RULES & REGS
Required Navigation Performance (RNP)
Another step towards global implementation of CNS/ATM.
By Anita Trotter-Cox,
Assessment Compliance Group, Inc.
Published in Professional Pilot Magazine,
The worldwide Air Traffic Control
(ATC) structure is under increased strain because old equipment, in many
countries, is inefficient and lacks the capacity to handle the anticipated
demand over the next 20 years. The current growth reflects the
international need to increase airspace capacity along with airspace user
requests to reduce flight time and save money. Our own National Airspace
System is not excluded from this challenge.
In response to the growing demands, International Civil Aviation
Organization (ICAO) has specified that Required Navigation Performance
(RNP) is an essential element of communications navigation
surveillance/air traffic management (CNS/ATM) and is encouraging early
implementation in the enroute environment. Currently, many States are
preparing for the introduction of RNP on air traffic services (ATS) routes
in preparation for the implementation of the global CNS/ATM system.
Background: changing RNPC to RNP
Initially, the special committee on future air navigation (FANS)
developed the concept of Required Navigation Performance Capability (RNPC)
as "a parameter describing lateral deviations from assigned or selected
track as well as along track position fixing accuracy on the basis of an
appropriate containment level." (ICAO Doc 9613-AN/397). ICAO approved the
RNPC concept and assigned it to the Review of the General Concept of
Separation Panel (RGCSP) for further work.
With evolving navigation systems, the RGCSP, in 1990, realized that
capability and performance were distinctly different. Since airspace
planning is dependent on measured performance rather than designed
capability, RNPC was changed to Required Navigation Performance (RNP).
The RGCSP then developed the concept of RNP further by expanding it as
a statement of the navigation performance accuracy necessary for
operations within a defined airspace or route.>
Nav performance accuracy: elements of RNP
The term "navigation performance accuracy" (RNP type) is based on the
total system error (TSE) allowed in the horizontal dimension--lateral and
longitudinal (crosstrack and along-track). For the lateral dimension, the
TSE is assumed to be the difference between the true position of the
aircraft and the centerline of the route of flight programmed in the NAV
system. The TSE is a combination of the NAV system error, RNAV computation
error, display system error and the flight technical error (FTE). In the
longitudinal dimension, the TSE is assumed to be the difference between
the displayed distance to a specified waypoint and the true distance to
that point. The TSE in each of these dimensions must be evaluated
A single accuracy value expresses RNP types in nautical miles. For
example, for RNP-10, the TSE is not to exceed 10 nm for 95% of the flight
time on any portion of any single flight. RNP can apply from takeoff to
landing with each phase of flight requiring a different RNP type.
Navigation systems: RNAV and RNP
Area navigation (RNAV) is the primary means of meeting RNP
requirements. RNAV operations within the RNP concept permit flight in any
airspace within prescribed accuracy tolerances, without the need to fly
directly over ground-based navigation facilities.

**Given exercise 1**.
Transcribe the stretch of the RNP article from "In response to" through "air navigation (FANS)".
**Given exercise 2**.
According to the RNP article, what is the primary means of meeting RNP requirements?

**Dataset content**.
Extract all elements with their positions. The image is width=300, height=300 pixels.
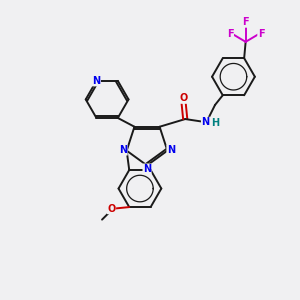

**Task response 1**.
In response to the growing demands, International Civil Aviation
Organization (ICAO) has specified that Required Navigation Performance
(RNP) is an essential element of communications navigation
surveillance/air traffic management (CNS/ATM) and is encouraging early
implementation in the enroute environment. Currently, many States are
preparing for the introduction of RNP on air traffic services (ATS) routes
in preparation for the implementation of the global CNS/ATM system.
Background: changing RNPC to RNP
Initially, the special committee on future air navigation (FANS)

**Task response 2**.
Area navigation (RNAV).